— start DATASET RECORDS —

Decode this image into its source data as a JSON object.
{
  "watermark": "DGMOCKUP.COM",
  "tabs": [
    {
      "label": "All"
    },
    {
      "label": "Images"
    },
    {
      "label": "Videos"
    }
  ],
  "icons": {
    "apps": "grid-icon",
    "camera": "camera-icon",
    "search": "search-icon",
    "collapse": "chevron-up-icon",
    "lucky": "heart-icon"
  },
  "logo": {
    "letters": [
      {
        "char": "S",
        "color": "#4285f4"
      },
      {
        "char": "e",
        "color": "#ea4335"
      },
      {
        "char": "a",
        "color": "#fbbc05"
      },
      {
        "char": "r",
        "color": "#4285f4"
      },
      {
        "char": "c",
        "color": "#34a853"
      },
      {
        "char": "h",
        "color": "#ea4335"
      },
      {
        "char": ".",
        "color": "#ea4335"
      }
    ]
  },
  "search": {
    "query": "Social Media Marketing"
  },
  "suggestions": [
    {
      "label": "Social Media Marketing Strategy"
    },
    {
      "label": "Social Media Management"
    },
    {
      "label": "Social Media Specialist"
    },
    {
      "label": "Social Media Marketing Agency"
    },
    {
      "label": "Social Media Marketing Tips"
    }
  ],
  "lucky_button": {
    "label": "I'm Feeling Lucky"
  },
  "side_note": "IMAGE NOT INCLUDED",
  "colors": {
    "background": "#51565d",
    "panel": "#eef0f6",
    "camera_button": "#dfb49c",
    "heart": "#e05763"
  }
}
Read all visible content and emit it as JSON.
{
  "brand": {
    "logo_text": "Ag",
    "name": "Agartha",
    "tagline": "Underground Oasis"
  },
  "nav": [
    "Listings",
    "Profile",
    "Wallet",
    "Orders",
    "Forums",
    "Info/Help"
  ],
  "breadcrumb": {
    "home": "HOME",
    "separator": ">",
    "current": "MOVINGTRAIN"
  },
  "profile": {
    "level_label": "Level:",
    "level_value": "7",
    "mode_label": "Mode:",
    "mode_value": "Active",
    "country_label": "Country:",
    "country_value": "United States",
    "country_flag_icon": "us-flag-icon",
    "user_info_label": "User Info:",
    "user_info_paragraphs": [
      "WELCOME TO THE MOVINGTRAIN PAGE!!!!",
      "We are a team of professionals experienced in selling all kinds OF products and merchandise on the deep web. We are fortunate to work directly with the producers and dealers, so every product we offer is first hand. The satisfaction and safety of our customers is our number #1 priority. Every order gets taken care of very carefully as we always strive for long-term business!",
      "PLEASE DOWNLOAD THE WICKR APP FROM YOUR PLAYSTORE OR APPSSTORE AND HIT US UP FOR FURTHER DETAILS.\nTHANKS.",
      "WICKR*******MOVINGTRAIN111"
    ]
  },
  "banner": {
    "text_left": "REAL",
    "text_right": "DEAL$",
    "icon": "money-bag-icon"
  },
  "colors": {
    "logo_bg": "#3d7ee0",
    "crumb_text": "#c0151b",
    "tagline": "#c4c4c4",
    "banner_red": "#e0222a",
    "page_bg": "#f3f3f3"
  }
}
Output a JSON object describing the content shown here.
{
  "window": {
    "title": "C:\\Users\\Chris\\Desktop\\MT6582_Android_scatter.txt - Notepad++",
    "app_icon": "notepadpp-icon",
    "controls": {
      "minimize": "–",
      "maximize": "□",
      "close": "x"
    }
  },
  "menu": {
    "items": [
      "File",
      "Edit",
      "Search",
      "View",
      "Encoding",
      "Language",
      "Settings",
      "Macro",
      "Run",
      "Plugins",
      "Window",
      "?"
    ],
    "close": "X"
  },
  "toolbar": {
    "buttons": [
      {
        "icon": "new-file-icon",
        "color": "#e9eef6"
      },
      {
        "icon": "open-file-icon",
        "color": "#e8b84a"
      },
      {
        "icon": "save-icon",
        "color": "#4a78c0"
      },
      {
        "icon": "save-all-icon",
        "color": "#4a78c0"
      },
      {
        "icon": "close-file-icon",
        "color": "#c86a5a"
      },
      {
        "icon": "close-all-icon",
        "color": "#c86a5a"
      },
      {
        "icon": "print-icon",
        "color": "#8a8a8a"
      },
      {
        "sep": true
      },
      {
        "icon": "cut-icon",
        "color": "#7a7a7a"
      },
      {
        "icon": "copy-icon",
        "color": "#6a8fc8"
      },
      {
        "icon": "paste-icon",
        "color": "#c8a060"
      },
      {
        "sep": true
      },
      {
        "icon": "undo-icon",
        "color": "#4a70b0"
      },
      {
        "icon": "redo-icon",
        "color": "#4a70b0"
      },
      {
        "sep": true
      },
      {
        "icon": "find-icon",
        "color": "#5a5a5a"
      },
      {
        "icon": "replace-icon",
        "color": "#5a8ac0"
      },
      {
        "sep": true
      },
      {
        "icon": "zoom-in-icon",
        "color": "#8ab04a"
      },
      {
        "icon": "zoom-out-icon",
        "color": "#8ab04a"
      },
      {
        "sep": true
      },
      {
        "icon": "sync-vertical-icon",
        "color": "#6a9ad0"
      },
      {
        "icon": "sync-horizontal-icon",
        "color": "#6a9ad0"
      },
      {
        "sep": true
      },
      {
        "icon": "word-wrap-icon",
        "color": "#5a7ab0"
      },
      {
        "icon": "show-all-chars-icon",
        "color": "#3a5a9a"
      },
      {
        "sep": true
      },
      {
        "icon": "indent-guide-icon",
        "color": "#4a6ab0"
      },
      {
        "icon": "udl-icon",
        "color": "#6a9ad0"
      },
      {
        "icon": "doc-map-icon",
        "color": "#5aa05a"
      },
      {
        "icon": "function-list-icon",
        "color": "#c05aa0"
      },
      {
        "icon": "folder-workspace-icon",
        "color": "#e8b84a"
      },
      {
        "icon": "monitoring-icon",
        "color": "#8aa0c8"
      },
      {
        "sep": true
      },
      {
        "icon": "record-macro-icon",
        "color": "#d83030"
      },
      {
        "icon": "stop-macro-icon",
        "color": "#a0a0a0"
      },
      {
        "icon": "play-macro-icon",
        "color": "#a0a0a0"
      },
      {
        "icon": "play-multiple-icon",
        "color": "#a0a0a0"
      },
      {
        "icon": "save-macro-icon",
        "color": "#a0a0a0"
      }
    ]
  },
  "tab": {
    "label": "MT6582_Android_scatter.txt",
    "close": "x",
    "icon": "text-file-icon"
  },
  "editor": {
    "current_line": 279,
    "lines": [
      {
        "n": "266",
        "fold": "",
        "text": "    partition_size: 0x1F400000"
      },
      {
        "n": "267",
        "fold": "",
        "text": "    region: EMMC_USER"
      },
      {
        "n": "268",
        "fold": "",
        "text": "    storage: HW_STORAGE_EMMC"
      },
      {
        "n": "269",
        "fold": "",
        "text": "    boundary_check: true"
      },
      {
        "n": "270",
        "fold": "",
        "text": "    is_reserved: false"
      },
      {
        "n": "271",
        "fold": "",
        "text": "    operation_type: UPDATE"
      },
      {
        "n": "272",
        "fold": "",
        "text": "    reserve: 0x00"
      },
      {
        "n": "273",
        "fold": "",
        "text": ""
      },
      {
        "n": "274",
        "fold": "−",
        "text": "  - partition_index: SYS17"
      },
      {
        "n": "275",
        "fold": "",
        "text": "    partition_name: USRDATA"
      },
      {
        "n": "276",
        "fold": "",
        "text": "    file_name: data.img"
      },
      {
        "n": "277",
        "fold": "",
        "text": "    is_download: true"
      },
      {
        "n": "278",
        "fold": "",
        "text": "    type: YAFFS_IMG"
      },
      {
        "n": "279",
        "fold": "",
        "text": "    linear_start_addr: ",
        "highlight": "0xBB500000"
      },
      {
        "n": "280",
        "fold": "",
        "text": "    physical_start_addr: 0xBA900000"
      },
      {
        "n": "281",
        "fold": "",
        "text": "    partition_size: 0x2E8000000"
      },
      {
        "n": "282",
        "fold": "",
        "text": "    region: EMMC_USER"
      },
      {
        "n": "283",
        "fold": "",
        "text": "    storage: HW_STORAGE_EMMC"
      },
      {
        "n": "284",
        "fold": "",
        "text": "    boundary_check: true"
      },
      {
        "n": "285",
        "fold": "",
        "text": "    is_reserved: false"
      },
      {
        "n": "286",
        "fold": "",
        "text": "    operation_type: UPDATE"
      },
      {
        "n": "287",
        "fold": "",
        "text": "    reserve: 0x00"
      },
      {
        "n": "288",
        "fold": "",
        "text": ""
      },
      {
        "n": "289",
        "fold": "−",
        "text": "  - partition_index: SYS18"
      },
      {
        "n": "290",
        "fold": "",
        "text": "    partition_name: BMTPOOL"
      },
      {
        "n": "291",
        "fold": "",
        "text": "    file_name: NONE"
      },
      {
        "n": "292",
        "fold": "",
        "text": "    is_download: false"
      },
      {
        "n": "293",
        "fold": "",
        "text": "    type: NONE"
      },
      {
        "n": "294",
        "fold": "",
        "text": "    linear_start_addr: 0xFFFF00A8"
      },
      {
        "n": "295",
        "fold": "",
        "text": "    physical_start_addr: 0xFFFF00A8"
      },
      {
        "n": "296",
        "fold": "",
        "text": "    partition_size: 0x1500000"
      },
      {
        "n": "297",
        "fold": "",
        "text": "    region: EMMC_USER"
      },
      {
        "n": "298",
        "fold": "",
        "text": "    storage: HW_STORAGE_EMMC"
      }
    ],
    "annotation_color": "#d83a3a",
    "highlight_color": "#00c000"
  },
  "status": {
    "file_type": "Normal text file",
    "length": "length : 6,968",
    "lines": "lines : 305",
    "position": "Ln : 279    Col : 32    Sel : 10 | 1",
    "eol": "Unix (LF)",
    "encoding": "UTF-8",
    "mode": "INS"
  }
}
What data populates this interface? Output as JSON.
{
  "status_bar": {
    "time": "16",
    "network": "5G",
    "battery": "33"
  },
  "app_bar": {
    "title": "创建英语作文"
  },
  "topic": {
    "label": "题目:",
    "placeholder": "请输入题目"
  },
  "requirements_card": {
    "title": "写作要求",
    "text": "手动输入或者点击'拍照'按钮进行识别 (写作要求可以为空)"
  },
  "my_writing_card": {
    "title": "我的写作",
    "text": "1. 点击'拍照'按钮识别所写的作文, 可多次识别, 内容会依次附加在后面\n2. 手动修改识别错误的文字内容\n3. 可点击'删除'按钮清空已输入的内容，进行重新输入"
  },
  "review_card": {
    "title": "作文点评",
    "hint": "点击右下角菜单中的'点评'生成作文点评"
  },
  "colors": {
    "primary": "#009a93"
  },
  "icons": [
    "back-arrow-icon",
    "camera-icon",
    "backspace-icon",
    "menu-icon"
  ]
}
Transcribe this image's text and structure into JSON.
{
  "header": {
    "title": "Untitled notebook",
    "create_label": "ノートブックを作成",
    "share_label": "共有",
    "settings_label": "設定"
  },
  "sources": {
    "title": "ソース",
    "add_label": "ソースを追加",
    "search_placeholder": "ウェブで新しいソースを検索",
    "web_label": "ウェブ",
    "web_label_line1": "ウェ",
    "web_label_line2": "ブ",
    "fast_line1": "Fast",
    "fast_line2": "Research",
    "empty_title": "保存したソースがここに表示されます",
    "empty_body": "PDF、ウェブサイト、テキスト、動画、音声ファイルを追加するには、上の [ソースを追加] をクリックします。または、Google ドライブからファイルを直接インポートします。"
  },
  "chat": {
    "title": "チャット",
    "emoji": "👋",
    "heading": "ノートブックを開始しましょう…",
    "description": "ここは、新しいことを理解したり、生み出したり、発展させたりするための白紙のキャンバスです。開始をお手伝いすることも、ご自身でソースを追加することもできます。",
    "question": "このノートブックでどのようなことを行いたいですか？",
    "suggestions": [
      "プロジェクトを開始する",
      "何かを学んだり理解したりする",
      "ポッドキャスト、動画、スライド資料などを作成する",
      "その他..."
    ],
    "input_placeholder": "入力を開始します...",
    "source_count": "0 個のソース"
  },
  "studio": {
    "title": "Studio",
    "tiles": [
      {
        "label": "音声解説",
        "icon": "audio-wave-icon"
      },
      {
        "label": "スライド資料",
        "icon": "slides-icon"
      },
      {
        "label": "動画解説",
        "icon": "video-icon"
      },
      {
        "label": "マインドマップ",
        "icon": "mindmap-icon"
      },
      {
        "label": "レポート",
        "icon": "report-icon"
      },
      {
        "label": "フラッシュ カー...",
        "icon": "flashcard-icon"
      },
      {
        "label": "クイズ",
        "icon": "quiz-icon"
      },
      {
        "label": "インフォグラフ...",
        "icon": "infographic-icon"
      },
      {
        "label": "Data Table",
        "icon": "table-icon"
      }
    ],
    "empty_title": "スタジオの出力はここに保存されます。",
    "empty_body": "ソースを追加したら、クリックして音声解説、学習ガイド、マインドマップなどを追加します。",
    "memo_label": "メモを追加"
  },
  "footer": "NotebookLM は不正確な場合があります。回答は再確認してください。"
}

— end DATASET RECORDS —

→ **TASK STATEMENT**
Keep only the lines that hold the string "Media", and copy them out.

→ **EXERCISE RESPONSE**
    "query": "Social Media Marketing"
      "label": "Social Media Marketing Strategy"
      "label": "Social Media Management"
      "label": "Social Media Specialist"
      "label": "Social Media Marketing Agency"
      "label": "Social Media Marketing Tips"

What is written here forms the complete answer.